- Task prompt
Only the lines from the one containing "Extract all readable text from this page." through the end of the data below should be copied, each exactly as written and with both ends kept.

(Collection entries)
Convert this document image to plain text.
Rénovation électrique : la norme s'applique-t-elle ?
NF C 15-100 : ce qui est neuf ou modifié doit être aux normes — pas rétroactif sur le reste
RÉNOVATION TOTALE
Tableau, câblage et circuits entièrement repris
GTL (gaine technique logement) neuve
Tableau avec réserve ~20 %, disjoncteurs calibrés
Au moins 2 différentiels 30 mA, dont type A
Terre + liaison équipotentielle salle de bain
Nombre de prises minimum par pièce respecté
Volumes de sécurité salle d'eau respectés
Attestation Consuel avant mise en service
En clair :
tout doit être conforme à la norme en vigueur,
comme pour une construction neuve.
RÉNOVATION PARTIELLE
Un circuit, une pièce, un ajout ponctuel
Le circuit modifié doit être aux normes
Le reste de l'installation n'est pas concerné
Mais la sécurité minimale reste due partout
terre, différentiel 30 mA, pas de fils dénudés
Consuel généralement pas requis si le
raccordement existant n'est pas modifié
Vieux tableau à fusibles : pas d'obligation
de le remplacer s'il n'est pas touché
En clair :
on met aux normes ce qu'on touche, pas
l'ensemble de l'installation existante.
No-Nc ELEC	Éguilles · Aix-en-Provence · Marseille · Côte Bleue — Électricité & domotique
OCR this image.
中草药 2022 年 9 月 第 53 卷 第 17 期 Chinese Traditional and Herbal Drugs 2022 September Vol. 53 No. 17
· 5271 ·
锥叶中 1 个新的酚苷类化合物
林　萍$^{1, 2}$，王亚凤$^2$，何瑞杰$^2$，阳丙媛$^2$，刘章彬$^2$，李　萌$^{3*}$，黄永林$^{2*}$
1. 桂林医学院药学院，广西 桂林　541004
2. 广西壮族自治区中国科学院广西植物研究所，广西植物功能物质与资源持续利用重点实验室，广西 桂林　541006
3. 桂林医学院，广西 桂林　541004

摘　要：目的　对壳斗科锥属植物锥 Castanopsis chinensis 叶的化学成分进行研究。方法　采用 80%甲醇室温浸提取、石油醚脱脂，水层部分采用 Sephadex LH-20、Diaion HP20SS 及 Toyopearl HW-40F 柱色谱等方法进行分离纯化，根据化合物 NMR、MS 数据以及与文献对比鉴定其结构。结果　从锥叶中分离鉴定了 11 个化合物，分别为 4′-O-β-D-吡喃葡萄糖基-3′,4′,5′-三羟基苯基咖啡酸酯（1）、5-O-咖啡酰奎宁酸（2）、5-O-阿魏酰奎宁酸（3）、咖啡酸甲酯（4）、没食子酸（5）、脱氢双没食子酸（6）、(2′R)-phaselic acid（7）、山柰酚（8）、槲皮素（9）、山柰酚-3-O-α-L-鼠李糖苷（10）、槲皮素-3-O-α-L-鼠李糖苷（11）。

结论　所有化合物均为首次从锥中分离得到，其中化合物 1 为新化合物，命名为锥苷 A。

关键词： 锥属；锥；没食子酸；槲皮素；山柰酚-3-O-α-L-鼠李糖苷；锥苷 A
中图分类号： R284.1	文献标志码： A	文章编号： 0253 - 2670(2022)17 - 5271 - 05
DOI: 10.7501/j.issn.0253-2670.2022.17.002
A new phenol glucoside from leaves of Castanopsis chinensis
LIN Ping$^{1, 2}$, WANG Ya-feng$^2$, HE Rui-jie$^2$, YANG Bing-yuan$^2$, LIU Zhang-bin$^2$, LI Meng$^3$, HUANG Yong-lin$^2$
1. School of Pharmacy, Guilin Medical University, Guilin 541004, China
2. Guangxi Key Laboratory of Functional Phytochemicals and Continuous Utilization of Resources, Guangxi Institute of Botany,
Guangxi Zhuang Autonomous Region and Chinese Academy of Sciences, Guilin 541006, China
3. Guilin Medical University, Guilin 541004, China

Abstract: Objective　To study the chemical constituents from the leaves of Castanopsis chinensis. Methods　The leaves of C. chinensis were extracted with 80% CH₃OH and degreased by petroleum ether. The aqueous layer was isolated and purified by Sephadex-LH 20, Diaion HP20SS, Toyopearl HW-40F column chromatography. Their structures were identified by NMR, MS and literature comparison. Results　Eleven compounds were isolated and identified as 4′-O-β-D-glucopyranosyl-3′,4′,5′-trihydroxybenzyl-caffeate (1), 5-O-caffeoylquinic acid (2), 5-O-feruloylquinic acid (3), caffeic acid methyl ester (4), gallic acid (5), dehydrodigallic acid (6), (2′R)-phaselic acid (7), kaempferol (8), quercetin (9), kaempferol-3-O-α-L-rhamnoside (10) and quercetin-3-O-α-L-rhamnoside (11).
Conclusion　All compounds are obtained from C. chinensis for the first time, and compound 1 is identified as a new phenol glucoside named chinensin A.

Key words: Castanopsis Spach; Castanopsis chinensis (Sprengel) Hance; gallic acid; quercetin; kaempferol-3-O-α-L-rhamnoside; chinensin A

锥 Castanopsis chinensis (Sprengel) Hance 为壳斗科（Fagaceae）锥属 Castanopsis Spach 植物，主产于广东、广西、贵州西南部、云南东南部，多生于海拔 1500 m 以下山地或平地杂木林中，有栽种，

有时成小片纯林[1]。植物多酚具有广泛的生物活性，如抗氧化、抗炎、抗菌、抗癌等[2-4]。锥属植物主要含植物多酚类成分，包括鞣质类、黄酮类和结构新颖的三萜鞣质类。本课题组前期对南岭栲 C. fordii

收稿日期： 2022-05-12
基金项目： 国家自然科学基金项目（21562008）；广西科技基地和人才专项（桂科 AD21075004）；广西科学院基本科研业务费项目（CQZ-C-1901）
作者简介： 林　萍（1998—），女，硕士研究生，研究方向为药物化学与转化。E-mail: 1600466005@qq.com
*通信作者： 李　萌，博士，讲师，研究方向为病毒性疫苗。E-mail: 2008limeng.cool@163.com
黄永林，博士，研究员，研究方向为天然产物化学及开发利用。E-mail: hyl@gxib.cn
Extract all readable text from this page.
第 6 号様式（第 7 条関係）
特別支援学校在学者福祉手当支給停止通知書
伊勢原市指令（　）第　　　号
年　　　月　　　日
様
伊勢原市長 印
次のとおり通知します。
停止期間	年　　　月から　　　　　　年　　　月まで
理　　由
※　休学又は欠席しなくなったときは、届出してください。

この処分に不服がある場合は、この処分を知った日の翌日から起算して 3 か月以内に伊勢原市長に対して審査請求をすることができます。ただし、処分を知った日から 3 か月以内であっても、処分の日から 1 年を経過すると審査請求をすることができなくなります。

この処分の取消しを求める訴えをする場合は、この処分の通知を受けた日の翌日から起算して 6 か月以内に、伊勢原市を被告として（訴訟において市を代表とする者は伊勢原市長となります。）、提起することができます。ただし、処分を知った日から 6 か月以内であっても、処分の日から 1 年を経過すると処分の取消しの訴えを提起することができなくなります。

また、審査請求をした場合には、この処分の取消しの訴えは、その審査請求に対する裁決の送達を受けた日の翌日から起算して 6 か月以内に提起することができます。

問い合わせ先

- Correct response
Extract all readable text from this page.
第 6 号様式（第 7 条関係）
特別支援学校在学者福祉手当支給停止通知書
伊勢原市指令（　）第　　　号
年　　　月　　　日
様
伊勢原市長 印
次のとおり通知します。
停止期間	年　　　月から　　　　　　年　　　月まで
理　　由
※　休学又は欠席しなくなったときは、届出してください。

この処分に不服がある場合は、この処分を知った日の翌日から起算して 3 か月以内に伊勢原市長に対して審査請求をすることができます。ただし、処分を知った日から 3 か月以内であっても、処分の日から 1 年を経過すると審査請求をすることができなくなります。

この処分の取消しを求める訴えをする場合は、この処分の通知を受けた日の翌日から起算して 6 か月以内に、伊勢原市を被告として（訴訟において市を代表とする者は伊勢原市長となります。）、提起することができます。ただし、処分を知った日から 6 か月以内であっても、処分の日から 1 年を経過すると処分の取消しの訴えを提起することができなくなります。

また、審査請求をした場合には、この処分の取消しの訴えは、その審査請求に対する裁決の送達を受けた日の翌日から起算して 6 か月以内に提起することができます。

問い合わせ先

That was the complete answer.